Both the easy and the difficult data set contain a program that is too inefficient to run in a reasonable time. Therefore a solution of the problem consists of two steps:
The program in the easy data set generates all possible combinations of 50 distinct numbers from 1,2,...,300. After each combination is generated in array a, character * is printed to the output.
One possible way how you could discover the purpose of the program was to substitute some small numbers for 300 and 50 and to display values of array a during the computation.
It is well known that the number of combinations of 50 elements from 300-element set is (300 choose 50) = 300! / (50! * 250!) = (300*299*298*...*250) / (50*49*48*...*1). This number is too large to be stored even in 32-bit integer. You can either write your own arithmetic of large numbers or to use a programming language that provides this feature. If you need to write your own arithmetic, you may preprocess the expression so that you need to program only multiplication of a large number by a small number, which is quite simple.
In our solution we have used Scheme programming language that has built-in large numbers. The program computes (n choose k) recursively using formula (n choose k) = (n choose k-1) * (n-k+1) / k. The result is
It is not very important to study what functions boo and foo do. The key observation is that function boo initializes the array which it gets as an argument, and function foo changes the value of this array so that the new value depends only on the previous value of the array. Thus we can make a sequence of values of an array, where the first value in the sequence is the value assigned by boo and each successive value is obtained from the previous one by using foo.
The program tries to find the smallest i such that there exist j<i such that the i-th and j-th value in the sequence are the same. The program writes exactly i-1 stars. The program uses a straightforward and inefficient way how to find such value of i - for each i=2,3,4,... it tries all values of j=1,2,3,...,i-1.
One way how to solve the problem was to use hash tables to store all values of a sequence until we generate a value that is already found in our hash table. Then the current element is the first element which is repeated. This program uses a lot of memory and the bad thing is that we do not know in advance how much memory will be needed.

◇ ◇ ◇ ◇ ◇

## Problems to work on:
(1) Quote the records, starting at the line that has "population-cell <box>67 371 72 376</box>" and ending after the line that has "population-cell <box>405 639 410 643</box>".
(2) Continue the write-up on the two slow contest programs from the point where it ends.
The records have no connection to the text about the contest programs.

(Dataset excerpt)

◇ ◇ ◇ ◇ ◇

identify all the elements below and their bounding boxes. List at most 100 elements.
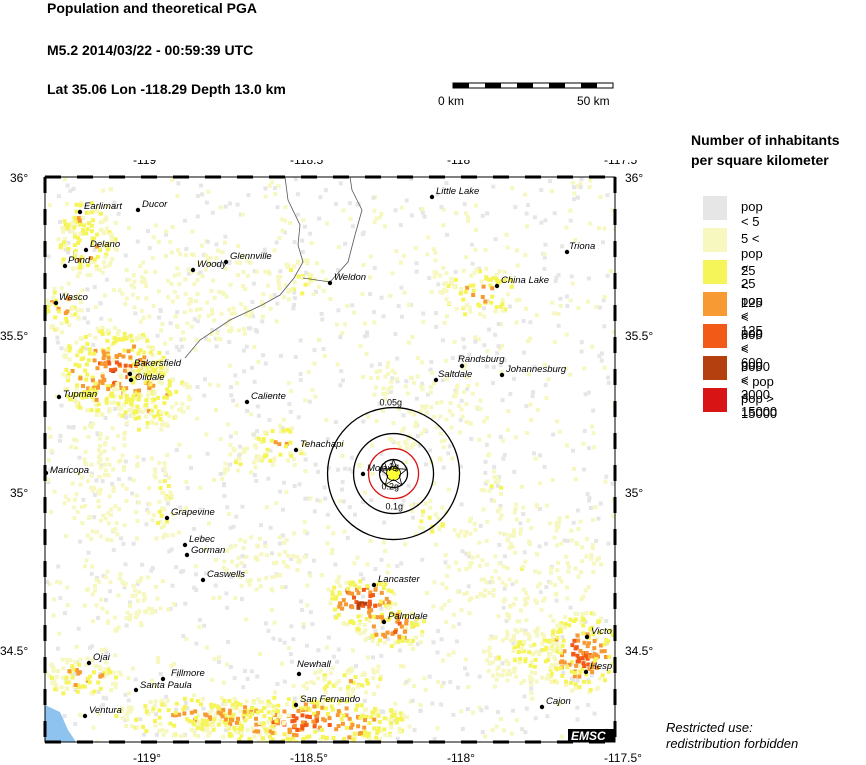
population-cell <box>67 371 72 376</box>
population-cell <box>328 698 333 703</box>
population-cell <box>199 702 203 707</box>
population-cell <box>359 601 364 606</box>
population-cell <box>272 561 277 566</box>
population-cell <box>65 309 70 314</box>
population-cell <box>470 261 475 266</box>
population-cell <box>187 394 191 399</box>
population-cell <box>98 534 103 539</box>
population-cell <box>93 493 97 497</box>
population-cell <box>499 304 503 309</box>
population-cell <box>594 653 599 658</box>
population-cell <box>502 453 507 457</box>
population-cell <box>197 261 202 265</box>
population-cell <box>196 713 201 718</box>
population-cell <box>487 327 491 332</box>
population-cell <box>223 461 228 466</box>
population-cell <box>116 434 121 438</box>
population-cell <box>166 279 171 283</box>
population-cell <box>116 401 121 406</box>
population-cell <box>157 364 162 369</box>
population-cell <box>92 259 97 264</box>
population-cell <box>185 385 190 390</box>
population-cell <box>91 218 96 223</box>
population-cell <box>336 679 341 684</box>
population-cell <box>290 719 295 724</box>
population-cell <box>404 618 409 623</box>
population-cell <box>292 463 297 468</box>
population-cell <box>442 320 447 325</box>
population-cell <box>453 277 458 282</box>
population-cell <box>334 322 339 327</box>
population-cell <box>405 639 410 643</box>
population-cell <box>508 541 513 546</box>
population-cell <box>434 324 439 329</box>
population-cell <box>74 209 79 214</box>
population-cell <box>136 351 141 356</box>
population-cell <box>314 718 319 723</box>
population-cell <box>341 713 346 718</box>
population-cell <box>210 327 215 332</box>
population-cell <box>336 709 341 714</box>
population-cell <box>523 659 528 664</box>
population-cell <box>569 676 574 681</box>
epicenter-marker <box>386 466 401 481</box>
population-cell <box>309 241 314 245</box>
population-cell <box>105 247 110 252</box>
population-cell <box>348 679 353 684</box>
population-cell <box>420 360 425 365</box>
population-cell <box>158 359 163 364</box>
population-cell <box>321 289 326 293</box>
population-cell <box>523 559 528 564</box>
population-cell <box>233 430 238 435</box>
population-cell <box>68 346 72 351</box>
population-cell <box>262 705 267 710</box>
population-cell <box>96 448 101 452</box>
population-cell <box>377 362 382 367</box>
population-cell <box>424 591 429 596</box>
population-cell <box>166 295 171 300</box>
population-cell <box>130 404 135 409</box>
population-cell <box>554 275 559 280</box>
population-cell <box>168 336 173 341</box>
population-cell <box>51 597 56 602</box>
population-cell <box>505 629 510 634</box>
population-cell <box>74 202 79 207</box>
population-cell <box>364 351 369 356</box>
population-cell <box>229 311 234 316</box>
population-cell <box>74 438 79 443</box>
population-cell <box>572 185 576 190</box>
population-cell <box>89 223 94 228</box>
population-cell <box>467 519 472 524</box>
population-cell <box>88 645 92 650</box>
population-cell <box>395 720 400 725</box>
population-cell <box>444 314 449 319</box>
population-cell <box>509 278 514 283</box>
population-cell <box>330 592 335 596</box>
population-cell <box>284 702 289 707</box>
population-cell <box>322 485 327 490</box>
population-cell <box>569 669 574 674</box>
population-cell <box>241 546 246 551</box>
population-cell <box>486 277 491 282</box>
population-cell <box>98 686 103 691</box>
population-cell <box>110 233 115 238</box>
population-cell <box>548 580 553 585</box>
population-cell <box>420 526 425 531</box>
population-cell <box>212 703 217 708</box>
population-cell <box>268 448 273 453</box>
population-cell <box>198 485 203 490</box>
population-cell <box>529 417 534 422</box>
population-cell <box>617 655 621 659</box>
population-cell <box>135 239 140 244</box>
population-cell <box>170 583 175 588</box>
population-cell <box>128 355 133 360</box>
population-cell <box>335 362 340 367</box>
population-cell <box>162 341 167 346</box>
population-cell <box>445 377 450 382</box>
population-cell <box>444 417 449 422</box>
population-cell <box>513 627 518 632</box>
population-cell <box>52 290 57 295</box>
population-cell <box>92 515 97 520</box>
population-cell <box>160 728 165 733</box>
population-cell <box>357 464 362 469</box>
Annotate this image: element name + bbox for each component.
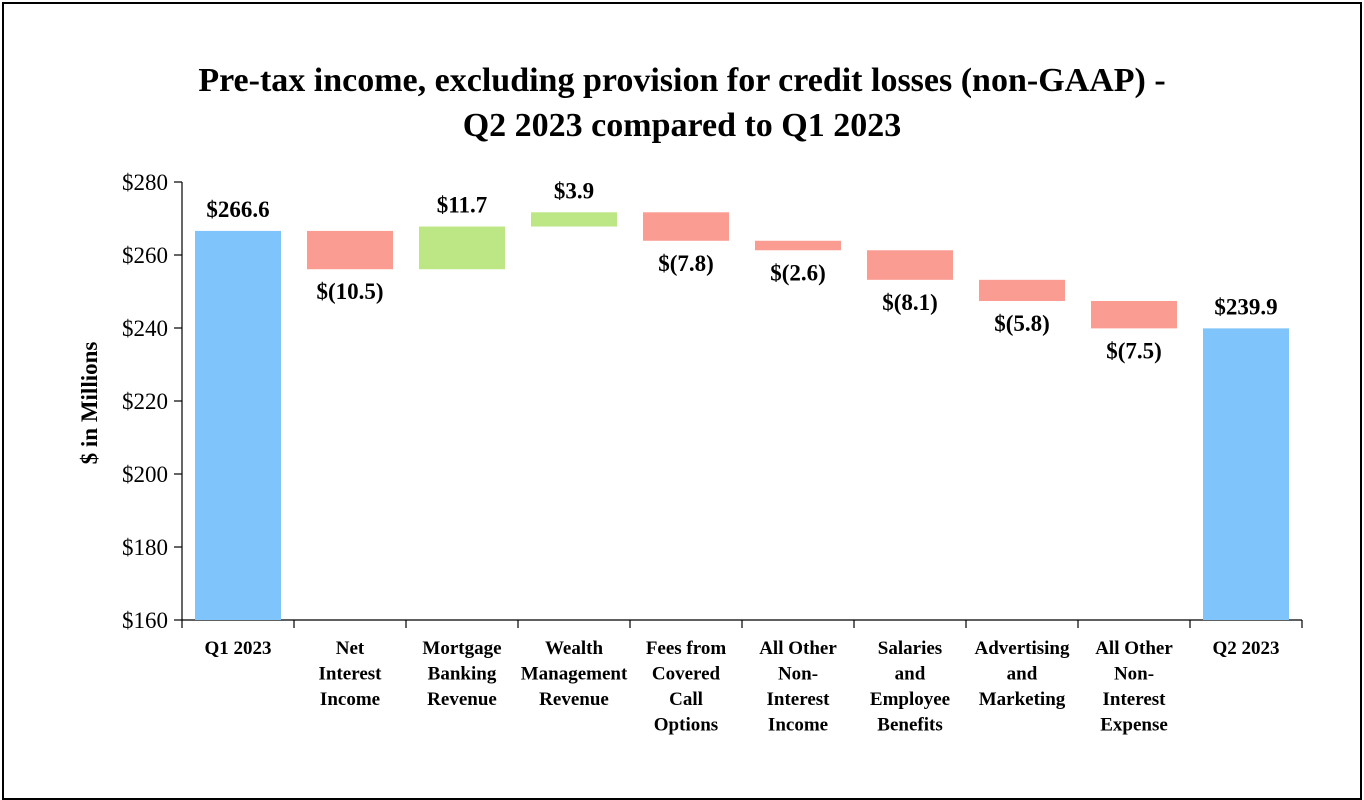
category-label-line: Employee xyxy=(870,689,950,710)
category-label-line: Banking xyxy=(428,664,497,685)
y-tick-label: $160 xyxy=(122,608,168,633)
category-label-line: Wealth xyxy=(545,638,603,659)
data-label: $(7.5) xyxy=(1106,338,1162,363)
data-label: $266.6 xyxy=(206,197,269,222)
category-label-line: Options xyxy=(654,715,718,736)
data-label: $(7.8) xyxy=(658,251,714,276)
category-label-line: Non- xyxy=(778,664,818,685)
category-label-line: Q2 2023 xyxy=(1212,638,1279,659)
y-tick-label: $280 xyxy=(122,170,168,195)
category-label: Salaries and Employee Benefits xyxy=(870,638,950,736)
category-label: All Other Non- Interest Expense xyxy=(1095,638,1173,736)
bars xyxy=(195,212,1289,620)
data-label: $11.7 xyxy=(437,193,487,218)
data-label: $(2.6) xyxy=(770,260,826,285)
category-label-line: Interest xyxy=(1103,689,1167,710)
chart-title-line-1: Pre-tax income, excluding provision for … xyxy=(198,62,1166,99)
y-tick-label: $260 xyxy=(122,243,168,268)
bar-decrease xyxy=(643,212,729,241)
data-label: $3.9 xyxy=(554,178,594,203)
category-label-line: Q1 2023 xyxy=(204,638,271,659)
category-label-line: Expense xyxy=(1100,715,1168,736)
category-label-line: Income xyxy=(320,689,380,710)
y-tick-label: $200 xyxy=(122,462,168,487)
bar-decrease xyxy=(867,250,953,280)
data-labels: $266.6 $(10.5) $11.7 $3.9 $(7.8) $(2.6) $(8.1)… xyxy=(206,178,1277,363)
category-label: Net Interest Income xyxy=(319,638,383,710)
category-label-line: Fees from xyxy=(646,638,727,659)
category-label-line: Salaries xyxy=(878,638,942,659)
category-label-line: and xyxy=(1007,664,1038,685)
y-tick-label: $180 xyxy=(122,535,168,560)
category-label-line: Mortgage xyxy=(422,638,501,659)
category-label: Q1 2023 xyxy=(204,638,271,659)
category-label: Q2 2023 xyxy=(1212,638,1279,659)
chart-title-line-2: Q2 2023 compared to Q1 2023 xyxy=(462,107,902,144)
bar-total xyxy=(195,230,281,620)
category-label-line: Net xyxy=(336,638,365,659)
y-axis-label: $ in Millions xyxy=(77,342,102,465)
category-label: Wealth Management Revenue xyxy=(521,638,628,710)
y-tick-label: $220 xyxy=(122,389,168,414)
category-label-line: Non- xyxy=(1114,664,1154,685)
category-label-line: Advertising xyxy=(975,638,1071,659)
category-label-line: Revenue xyxy=(427,689,497,710)
category-label-line: Revenue xyxy=(539,689,609,710)
bar-decrease xyxy=(1091,300,1177,329)
category-label-line: Marketing xyxy=(979,689,1066,710)
category-label: Mortgage Banking Revenue xyxy=(422,638,501,710)
category-labels: Q1 2023 Net Interest Income Mortgage Banking R… xyxy=(204,638,1279,736)
category-label-line: and xyxy=(895,664,926,685)
data-label: $239.9 xyxy=(1214,294,1277,319)
bar-increase xyxy=(419,226,505,270)
data-label: $(5.8) xyxy=(994,311,1050,336)
bar-increase xyxy=(531,212,617,227)
axes: $160 $180 $200 $220 $240 $260 $280 xyxy=(122,170,1303,633)
chart-title: Pre-tax income, excluding provision for … xyxy=(0,58,1364,148)
category-label: All Other Non- Interest Income xyxy=(759,638,837,736)
bar-decrease xyxy=(979,279,1065,301)
data-label: $(8.1) xyxy=(882,290,938,315)
category-label: Fees from Covered Call Options xyxy=(646,638,727,736)
data-label: $(10.5) xyxy=(316,279,383,304)
category-label-line: Interest xyxy=(767,689,831,710)
category-label-line: Benefits xyxy=(877,715,942,736)
category-label-line: All Other xyxy=(1095,638,1173,659)
category-label: Advertising and Marketing xyxy=(975,638,1071,710)
bar-total xyxy=(1203,328,1289,620)
y-tick-label: $240 xyxy=(122,316,168,341)
category-label-line: Interest xyxy=(319,664,383,685)
category-label-line: Management xyxy=(521,664,628,685)
bar-decrease xyxy=(307,230,393,270)
bar-decrease xyxy=(755,240,841,251)
category-label-line: Income xyxy=(768,715,828,736)
category-label-line: Covered xyxy=(652,664,721,685)
category-label-line: All Other xyxy=(759,638,837,659)
category-label-line: Call xyxy=(669,689,703,710)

◇ ◇ ◇ ◇ ◇

## Expected answers:
(1)
population-cell <box>67 371 72 376</box>
population-cell <box>328 698 333 703</box>
population-cell <box>199 702 203 707</box>
population-cell <box>359 601 364 606</box>
population-cell <box>272 561 277 566</box>
population-cell <box>65 309 70 314</box>
population-cell <box>470 261 475 266</box>
population-cell <box>187 394 191 399</box>
population-cell <box>98 534 103 539</box>
population-cell <box>93 493 97 497</box>
population-cell <box>499 304 503 309</box>
population-cell <box>594 653 599 658</box>
population-cell <box>502 453 507 457</box>
population-cell <box>197 261 202 265</box>
population-cell <box>196 713 201 718</box>
population-cell <box>487 327 491 332</box>
population-cell <box>223 461 228 466</box>
population-cell <box>116 434 121 438</box>
population-cell <box>166 279 171 283</box>
population-cell <box>116 401 121 406</box>
population-cell <box>157 364 162 369</box>
population-cell <box>92 259 97 264</box>
population-cell <box>185 385 190 390</box>
population-cell <box>91 218 96 223</box>
population-cell <box>336 679 341 684</box>
population-cell <box>290 719 295 724</box>
population-cell <box>404 618 409 623</box>
population-cell <box>292 463 297 468</box>
population-cell <box>442 320 447 325</box>
population-cell <box>453 277 458 282</box>
population-cell <box>334 322 339 327</box>
population-cell <box>405 639 410 643</box>

(2)
Another very efficient method is known as Floyd's method. It can be used in general for finding periods (or cycles) in sequences that have a property that each element is uniquely determined by the previous element. First of all realize that once some element is repeated in the sequence, the sequence must be periodic from that point on. Therefore we can view the sequence as having some pre-period of unknown length p followed by an infinitely many times repeating period of length d. For example sequence 5, 4, 3, 1, 2, 1, 2, 1, 2, 1, 2, ... has p=3 and d=2. We want to compute number p+d because the (p+d+1)-st element is the first one that repeats in the sequence (it is the first element in the second occurrence of the period).
The Floyd's method works as follows. You maintain two pointers in your sequence so that the first pointer points to the i-th element when the second pointer points to the 2i-th element. In each step we move the first pointer to the next element and we move the second pointer twice (to the element after the next element). It is guaranteed that if a sequence is periodic then i-th and 2i-th elements will be the same for some i<p+d. In this way we find some element which is in the cycle and we find it in reasonable time.
Once you have a pointer inside a period, it is not difficult to find the length of the period d - just keep one pointer on its place and move the other pointer until the pointers point to elements with the same value. The length of pre-period is found as follows. Move two pointers, the first starts at the first element of the sequence and the second one starts at the (d+1)-st element. You move them simultaneously so that the second is always d elements apart from the first one. Once the corresponding elements have the same value, you have found the first element of the period.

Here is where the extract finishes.